::: SUPPLIED RECORDS

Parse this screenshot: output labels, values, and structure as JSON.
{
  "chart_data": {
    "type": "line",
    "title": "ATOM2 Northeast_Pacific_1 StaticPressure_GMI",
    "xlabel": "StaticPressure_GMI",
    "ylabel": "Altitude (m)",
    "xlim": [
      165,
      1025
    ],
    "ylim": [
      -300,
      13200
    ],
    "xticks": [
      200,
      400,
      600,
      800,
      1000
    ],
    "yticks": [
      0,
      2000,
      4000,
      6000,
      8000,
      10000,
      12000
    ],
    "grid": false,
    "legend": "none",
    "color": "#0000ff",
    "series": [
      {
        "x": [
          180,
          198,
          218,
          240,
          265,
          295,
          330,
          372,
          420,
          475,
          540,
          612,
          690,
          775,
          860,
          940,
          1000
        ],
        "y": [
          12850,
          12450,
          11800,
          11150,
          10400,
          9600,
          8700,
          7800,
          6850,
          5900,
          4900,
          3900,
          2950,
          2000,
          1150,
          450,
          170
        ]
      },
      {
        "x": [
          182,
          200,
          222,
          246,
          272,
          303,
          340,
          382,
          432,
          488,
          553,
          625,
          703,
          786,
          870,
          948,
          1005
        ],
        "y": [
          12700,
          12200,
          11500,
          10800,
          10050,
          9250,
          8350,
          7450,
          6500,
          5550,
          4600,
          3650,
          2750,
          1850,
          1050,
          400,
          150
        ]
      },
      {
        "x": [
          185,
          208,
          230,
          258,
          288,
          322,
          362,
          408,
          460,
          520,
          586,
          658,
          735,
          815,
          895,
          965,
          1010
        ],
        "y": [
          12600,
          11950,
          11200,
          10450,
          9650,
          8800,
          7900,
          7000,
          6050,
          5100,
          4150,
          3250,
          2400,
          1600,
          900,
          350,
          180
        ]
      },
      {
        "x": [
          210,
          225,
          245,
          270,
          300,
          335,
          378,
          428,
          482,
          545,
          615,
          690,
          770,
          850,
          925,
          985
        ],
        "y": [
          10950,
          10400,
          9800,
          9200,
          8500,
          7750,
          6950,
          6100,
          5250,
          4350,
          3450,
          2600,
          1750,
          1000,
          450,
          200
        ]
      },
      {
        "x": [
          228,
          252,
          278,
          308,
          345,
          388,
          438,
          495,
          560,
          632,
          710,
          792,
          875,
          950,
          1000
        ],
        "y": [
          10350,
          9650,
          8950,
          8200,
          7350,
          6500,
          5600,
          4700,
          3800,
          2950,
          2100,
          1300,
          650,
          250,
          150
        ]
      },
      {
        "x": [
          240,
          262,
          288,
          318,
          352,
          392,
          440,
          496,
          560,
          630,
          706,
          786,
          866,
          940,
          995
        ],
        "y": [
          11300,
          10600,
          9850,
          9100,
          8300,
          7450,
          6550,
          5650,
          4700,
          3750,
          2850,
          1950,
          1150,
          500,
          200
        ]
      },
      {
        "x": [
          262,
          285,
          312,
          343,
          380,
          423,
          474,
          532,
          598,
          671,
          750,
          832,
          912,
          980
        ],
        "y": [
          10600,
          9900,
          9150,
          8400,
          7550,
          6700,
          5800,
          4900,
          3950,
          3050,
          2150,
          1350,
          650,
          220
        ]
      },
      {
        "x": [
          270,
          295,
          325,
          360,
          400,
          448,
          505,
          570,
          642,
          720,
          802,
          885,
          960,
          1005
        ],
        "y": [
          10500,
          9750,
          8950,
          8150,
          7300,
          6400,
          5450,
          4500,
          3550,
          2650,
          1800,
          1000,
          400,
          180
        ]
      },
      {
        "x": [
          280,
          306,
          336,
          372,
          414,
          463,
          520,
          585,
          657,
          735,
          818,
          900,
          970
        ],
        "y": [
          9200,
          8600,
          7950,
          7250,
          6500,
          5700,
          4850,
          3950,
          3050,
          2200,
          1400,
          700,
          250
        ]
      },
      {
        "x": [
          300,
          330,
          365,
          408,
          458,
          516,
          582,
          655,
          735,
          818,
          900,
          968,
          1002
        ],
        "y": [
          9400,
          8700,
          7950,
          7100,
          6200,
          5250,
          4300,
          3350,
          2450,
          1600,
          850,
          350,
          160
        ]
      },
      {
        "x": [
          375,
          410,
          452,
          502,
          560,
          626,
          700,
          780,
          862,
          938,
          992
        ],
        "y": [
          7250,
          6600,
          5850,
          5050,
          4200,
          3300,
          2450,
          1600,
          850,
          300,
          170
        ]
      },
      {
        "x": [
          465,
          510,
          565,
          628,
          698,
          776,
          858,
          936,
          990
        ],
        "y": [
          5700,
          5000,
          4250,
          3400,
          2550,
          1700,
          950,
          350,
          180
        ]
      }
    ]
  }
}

::::::

> **STATED GOAL**
Output the full listing without altering anything.

> **THE SOLUTION**
Parse this screenshot: output labels, values, and structure as JSON.
{
  "chart_data": {
    "type": "line",
    "title": "ATOM2 Northeast_Pacific_1 StaticPressure_GMI",
    "xlabel": "StaticPressure_GMI",
    "ylabel": "Altitude (m)",
    "xlim": [
      165,
      1025
    ],
    "ylim": [
      -300,
      13200
    ],
    "xticks": [
      200,
      400,
      600,
      800,
      1000
    ],
    "yticks": [
      0,
      2000,
      4000,
      6000,
      8000,
      10000,
      12000
    ],
    "grid": false,
    "legend": "none",
    "color": "#0000ff",
    "series": [
      {
        "x": [
          180,
          198,
          218,
          240,
          265,
          295,
          330,
          372,
          420,
          475,
          540,
          612,
          690,
          775,
          860,
          940,
          1000
        ],
        "y": [
          12850,
          12450,
          11800,
          11150,
          10400,
          9600,
          8700,
          7800,
          6850,
          5900,
          4900,
          3900,
          2950,
          2000,
          1150,
          450,
          170
        ]
      },
      {
        "x": [
          182,
          200,
          222,
          246,
          272,
          303,
          340,
          382,
          432,
          488,
          553,
          625,
          703,
          786,
          870,
          948,
          1005
        ],
        "y": [
          12700,
          12200,
          11500,
          10800,
          10050,
          9250,
          8350,
          7450,
          6500,
          5550,
          4600,
          3650,
          2750,
          1850,
          1050,
          400,
          150
        ]
      },
      {
        "x": [
          185,
          208,
          230,
          258,
          288,
          322,
          362,
          408,
          460,
          520,
          586,
          658,
          735,
          815,
          895,
          965,
          1010
        ],
        "y": [
          12600,
          11950,
          11200,
          10450,
          9650,
          8800,
          7900,
          7000,
          6050,
          5100,
          4150,
          3250,
          2400,
          1600,
          900,
          350,
          180
        ]
      },
      {
        "x": [
          210,
          225,
          245,
          270,
          300,
          335,
          378,
          428,
          482,
          545,
          615,
          690,
          770,
          850,
          925,
          985
        ],
        "y": [
          10950,
          10400,
          9800,
          9200,
          8500,
          7750,
          6950,
          6100,
          5250,
          4350,
          3450,
          2600,
          1750,
          1000,
          450,
          200
        ]
      },
      {
        "x": [
          228,
          252,
          278,
          308,
          345,
          388,
          438,
          495,
          560,
          632,
          710,
          792,
          875,
          950,
          1000
        ],
        "y": [
          10350,
          9650,
          8950,
          8200,
          7350,
          6500,
          5600,
          4700,
          3800,
          2950,
          2100,
          1300,
          650,
          250,
          150
        ]
      },
      {
        "x": [
          240,
          262,
          288,
          318,
          352,
          392,
          440,
          496,
          560,
          630,
          706,
          786,
          866,
          940,
          995
        ],
        "y": [
          11300,
          10600,
          9850,
          9100,
          8300,
          7450,
          6550,
          5650,
          4700,
          3750,
          2850,
          1950,
          1150,
          500,
          200
        ]
      },
      {
        "x": [
          262,
          285,
          312,
          343,
          380,
          423,
          474,
          532,
          598,
          671,
          750,
          832,
          912,
          980
        ],
        "y": [
          10600,
          9900,
          9150,
          8400,
          7550,
          6700,
          5800,
          4900,
          3950,
          3050,
          2150,
          1350,
          650,
          220
        ]
      },
      {
        "x": [
          270,
          295,
          325,
          360,
          400,
          448,
          505,
          570,
          642,
          720,
          802,
          885,
          960,
          1005
        ],
        "y": [
          10500,
          9750,
          8950,
          8150,
          7300,
          6400,
          5450,
          4500,
          3550,
          2650,
          1800,
          1000,
          400,
          180
        ]
      },
      {
        "x": [
          280,
          306,
          336,
          372,
          414,
          463,
          520,
          585,
          657,
          735,
          818,
          900,
          970
        ],
        "y": [
          9200,
          8600,
          7950,
          7250,
          6500,
          5700,
          4850,
          3950,
          3050,
          2200,
          1400,
          700,
          250
        ]
      },
      {
        "x": [
          300,
          330,
          365,
          408,
          458,
          516,
          582,
          655,
          735,
          818,
          900,
          968,
          1002
        ],
        "y": [
          9400,
          8700,
          7950,
          7100,
          6200,
          5250,
          4300,
          3350,
          2450,
          1600,
          850,
          350,
          160
        ]
      },
      {
        "x": [
          375,
          410,
          452,
          502,
          560,
          626,
          700,
          780,
          862,
          938,
          992
        ],
        "y": [
          7250,
          6600,
          5850,
          5050,
          4200,
          3300,
          2450,
          1600,
          850,
          300,
          170
        ]
      },
      {
        "x": [
          465,
          510,
          565,
          628,
          698,
          776,
          858,
          936,
          990
        ],
        "y": [
          5700,
          5000,
          4250,
          3400,
          2550,
          1700,
          950,
          350,
          180
        ]
      }
    ]
  }
}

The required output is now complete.